TASK BRIEF:
Select lines where the word "data" appears.

MATERIAL:
******************************

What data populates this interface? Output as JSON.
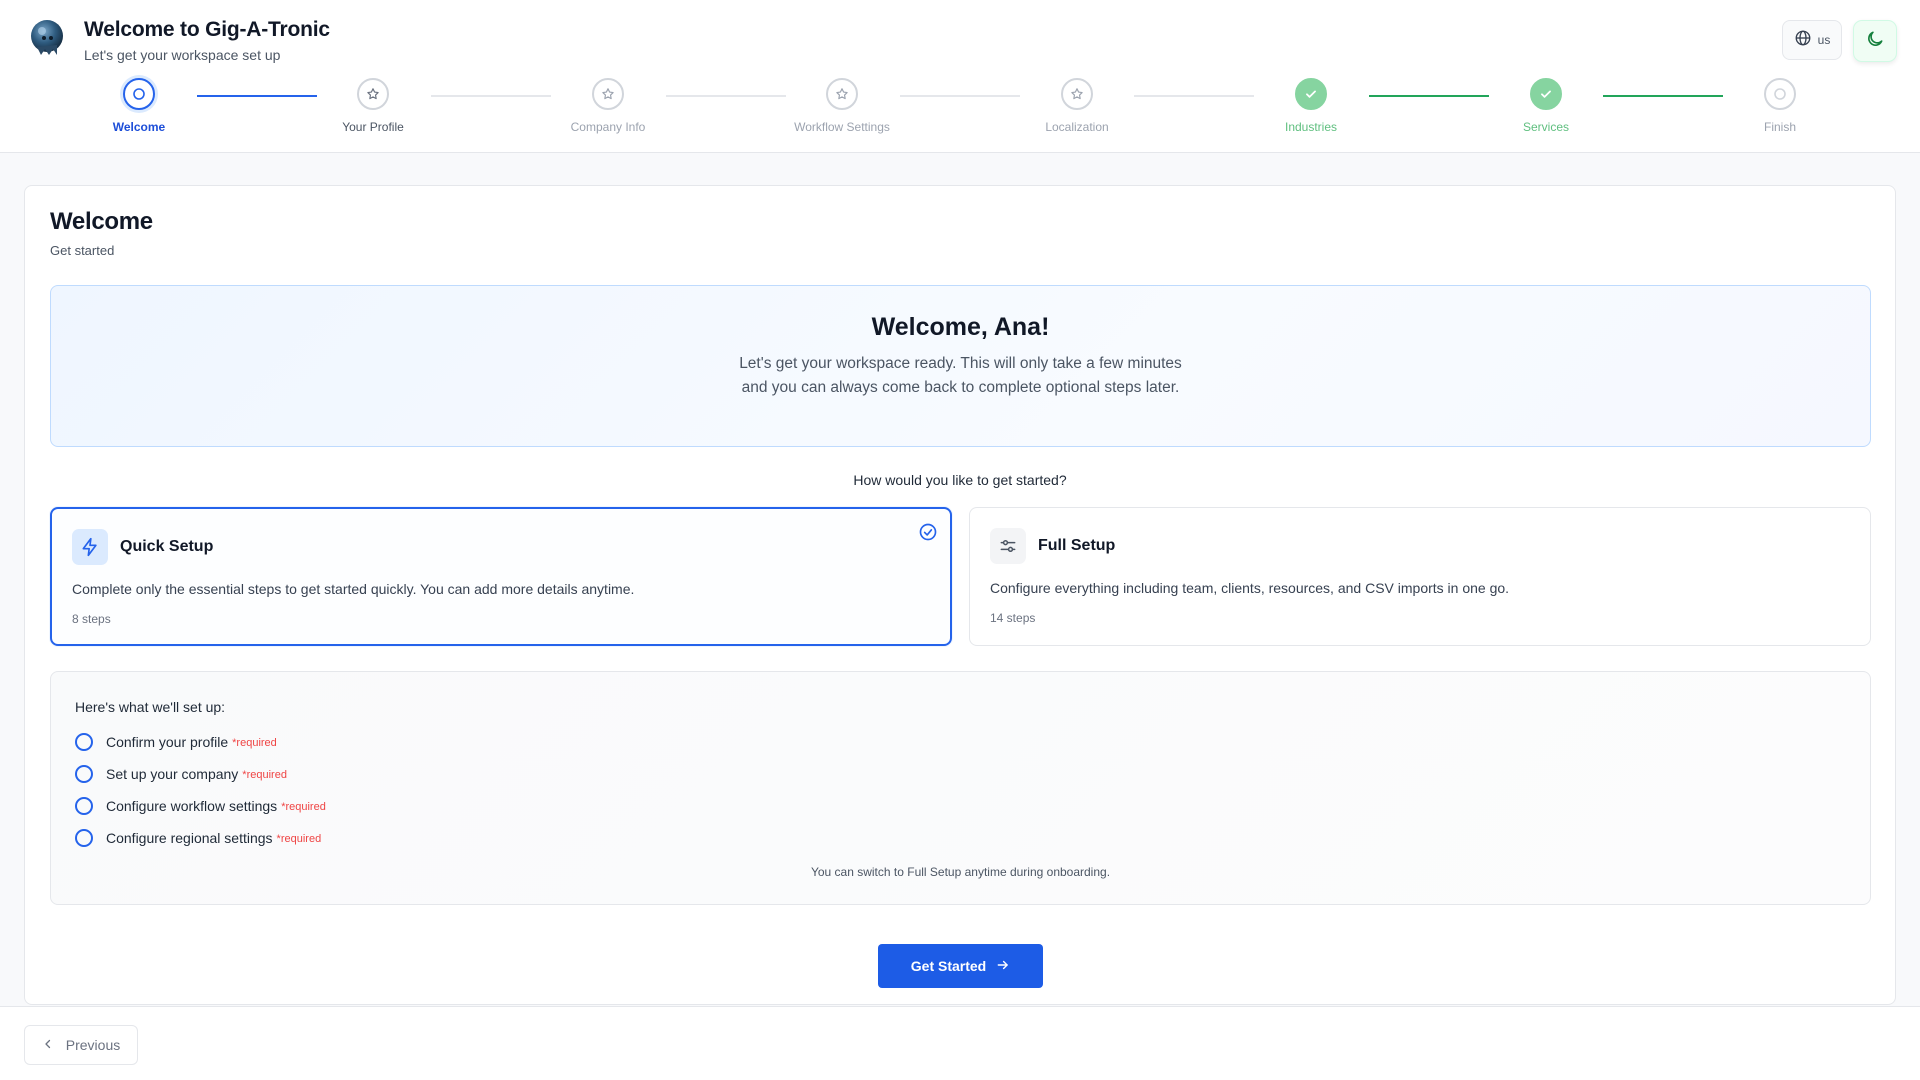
{
  "header": {
    "title": "Welcome to Gig-A-Tronic",
    "subtitle": "Let's get your workspace set up",
    "language_label": "us",
    "language_icon": "globe-icon",
    "theme_icon": "moon-icon"
  },
  "stepper": {
    "steps": [
      {
        "label": "Welcome",
        "state": "active"
      },
      {
        "label": "Your Profile",
        "state": "upcoming"
      },
      {
        "label": "Company Info",
        "state": "upcoming"
      },
      {
        "label": "Workflow Settings",
        "state": "upcoming"
      },
      {
        "label": "Localization",
        "state": "upcoming"
      },
      {
        "label": "Industries",
        "state": "completed"
      },
      {
        "label": "Services",
        "state": "completed"
      },
      {
        "label": "Finish",
        "state": "upcoming"
      }
    ]
  },
  "card": {
    "title": "Welcome",
    "subtitle": "Get started",
    "hero": {
      "title": "Welcome, Ana!",
      "text": "Let's get your workspace ready. This will only take a few minutes and you can always come back to complete optional steps later."
    },
    "question": "How would you like to get started?",
    "options": [
      {
        "title": "Quick Setup",
        "description": "Complete only the essential steps to get started quickly. You can add more details anytime.",
        "steps": "8 steps",
        "selected": true,
        "icon": "lightning-icon"
      },
      {
        "title": "Full Setup",
        "description": "Configure everything including team, clients, resources, and CSV imports in one go.",
        "steps": "14 steps",
        "selected": false,
        "icon": "sliders-icon"
      }
    ],
    "setup": {
      "heading": "Here's what we'll set up:",
      "tasks": [
        {
          "label": "Confirm your profile",
          "required": "*required"
        },
        {
          "label": "Set up your company",
          "required": "*required"
        },
        {
          "label": "Configure workflow settings",
          "required": "*required"
        },
        {
          "label": "Configure regional settings",
          "required": "*required"
        }
      ],
      "note": "You can switch to Full Setup anytime during onboarding."
    },
    "cta": "Get Started"
  },
  "footer": {
    "previous": "Previous"
  },
  "colors": {
    "accent": "#2563eb",
    "success": "#22a55a",
    "required": "#ef4444"
  }
}
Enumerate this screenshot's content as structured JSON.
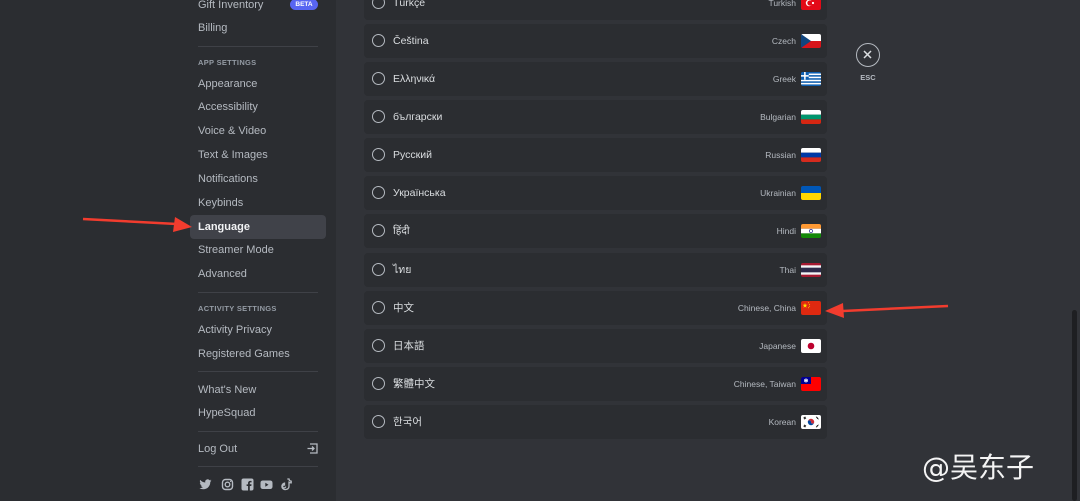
{
  "sidebar": {
    "items_top": [
      {
        "label": "Gift Inventory",
        "badge": "BETA"
      },
      {
        "label": "Billing"
      }
    ],
    "app_settings_header": "APP SETTINGS",
    "app_settings": [
      "Appearance",
      "Accessibility",
      "Voice & Video",
      "Text & Images",
      "Notifications",
      "Keybinds",
      "Language",
      "Streamer Mode",
      "Advanced"
    ],
    "active_item": "Language",
    "activity_settings_header": "ACTIVITY SETTINGS",
    "activity_settings": [
      "Activity Privacy",
      "Registered Games"
    ],
    "misc": [
      "What's New",
      "HypeSquad"
    ],
    "logout_label": "Log Out",
    "social_icons": [
      "twitter-icon",
      "instagram-icon",
      "facebook-icon",
      "youtube-icon",
      "tiktok-icon"
    ]
  },
  "languages": [
    {
      "native": "Türkçe",
      "english": "Turkish",
      "flag": "turkey"
    },
    {
      "native": "Čeština",
      "english": "Czech",
      "flag": "czech"
    },
    {
      "native": "Ελληνικά",
      "english": "Greek",
      "flag": "greece"
    },
    {
      "native": "български",
      "english": "Bulgarian",
      "flag": "bulgaria"
    },
    {
      "native": "Русский",
      "english": "Russian",
      "flag": "russia"
    },
    {
      "native": "Українська",
      "english": "Ukrainian",
      "flag": "ukraine"
    },
    {
      "native": "हिंदी",
      "english": "Hindi",
      "flag": "india"
    },
    {
      "native": "ไทย",
      "english": "Thai",
      "flag": "thailand"
    },
    {
      "native": "中文",
      "english": "Chinese, China",
      "flag": "china"
    },
    {
      "native": "日本語",
      "english": "Japanese",
      "flag": "japan"
    },
    {
      "native": "繁體中文",
      "english": "Chinese, Taiwan",
      "flag": "taiwan"
    },
    {
      "native": "한국어",
      "english": "Korean",
      "flag": "korea"
    }
  ],
  "close": {
    "label": "ESC"
  },
  "watermark": "@吴东子",
  "colors": {
    "accent": "#5865f2",
    "arrow": "#f23c2e"
  }
}
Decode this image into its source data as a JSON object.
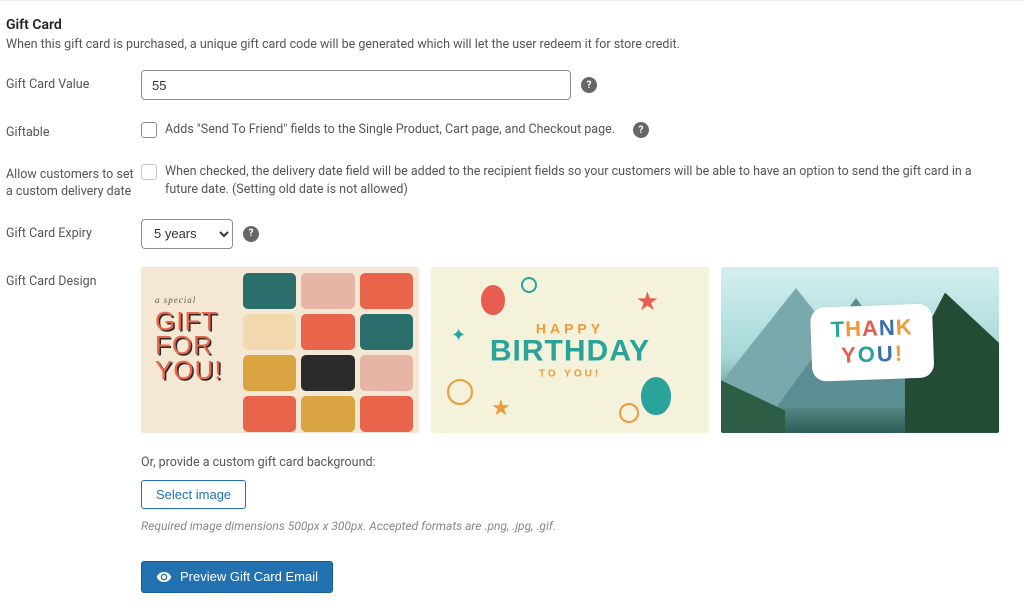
{
  "section": {
    "title": "Gift Card",
    "description": "When this gift card is purchased, a unique gift card code will be generated which will let the user redeem it for store credit."
  },
  "fields": {
    "value": {
      "label": "Gift Card Value",
      "value": "55"
    },
    "giftable": {
      "label": "Giftable",
      "description": "Adds \"Send To Friend\" fields to the Single Product, Cart page, and Checkout page."
    },
    "custom_date": {
      "label": "Allow customers to set a custom delivery date",
      "description": "When checked, the delivery date field will be added to the recipient fields so your customers will be able to have an option to send the gift card in a future date. (Setting old date is not allowed)"
    },
    "expiry": {
      "label": "Gift Card Expiry",
      "selected": "5 years"
    },
    "design": {
      "label": "Gift Card Design",
      "card1_tag": "a special",
      "card1_main": "GIFT\nFOR\nYOU!",
      "card2_happy": "HAPPY",
      "card2_birthday": "BIRTHDAY",
      "card2_toyou": "TO YOU!",
      "card3_thank": "THANK",
      "card3_you": "YOU!",
      "custom_label": "Or, provide a custom gift card background:",
      "select_image": "Select image",
      "hint": "Required image dimensions 500px x 300px. Accepted formats are .png, .jpg, .gif."
    }
  },
  "actions": {
    "preview": "Preview Gift Card Email"
  }
}
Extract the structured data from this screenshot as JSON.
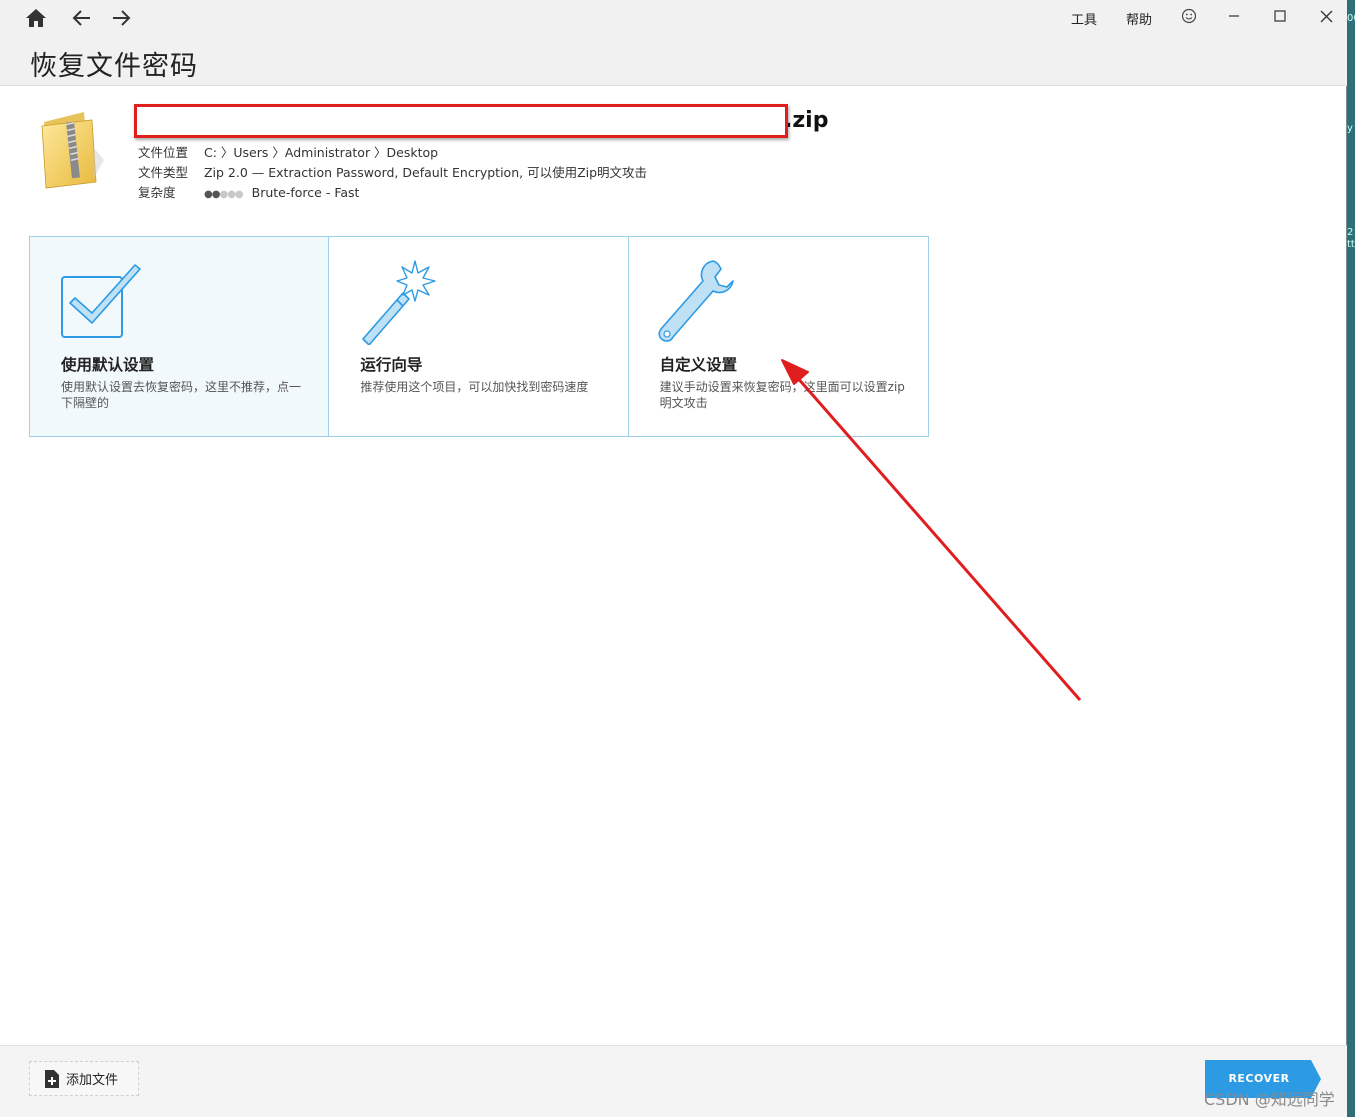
{
  "header": {
    "title": "恢复文件密码",
    "menu_tools": "工具",
    "menu_help": "帮助"
  },
  "file": {
    "name_suffix": ".zip",
    "location_label": "文件位置",
    "location_value": "C: 〉Users 〉Administrator 〉Desktop",
    "type_label": "文件类型",
    "type_value": "Zip 2.0 — Extraction Password, Default Encryption, 可以使用Zip明文攻击",
    "complexity_label": "复杂度",
    "complexity_level": 2,
    "complexity_max": 5,
    "complexity_value": "Brute-force - Fast"
  },
  "options": [
    {
      "title": "使用默认设置",
      "desc": "使用默认设置去恢复密码，这里不推荐，点一下隔壁的",
      "selected": true
    },
    {
      "title": "运行向导",
      "desc": "推荐使用这个项目，可以加快找到密码速度",
      "selected": false
    },
    {
      "title": "自定义设置",
      "desc": "建议手动设置来恢复密码，这里面可以设置zip明文攻击",
      "selected": false
    }
  ],
  "footer": {
    "add_file": "添加文件",
    "recover": "RECOVER"
  },
  "watermark": "CSDN @知远同学",
  "desktop_fragments": [
    "00",
    "y",
    "2",
    "tt"
  ],
  "colors": {
    "accent_blue": "#2d9be4",
    "card_border": "#9ed0ea",
    "annotation_red": "#e01e1e"
  }
}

******************************

COMPLETED TASK:
What data populates this interface? Output as JSON.
Decode this image into its source data as a JSON object.
Extract the structured data from this screenshot as JSON.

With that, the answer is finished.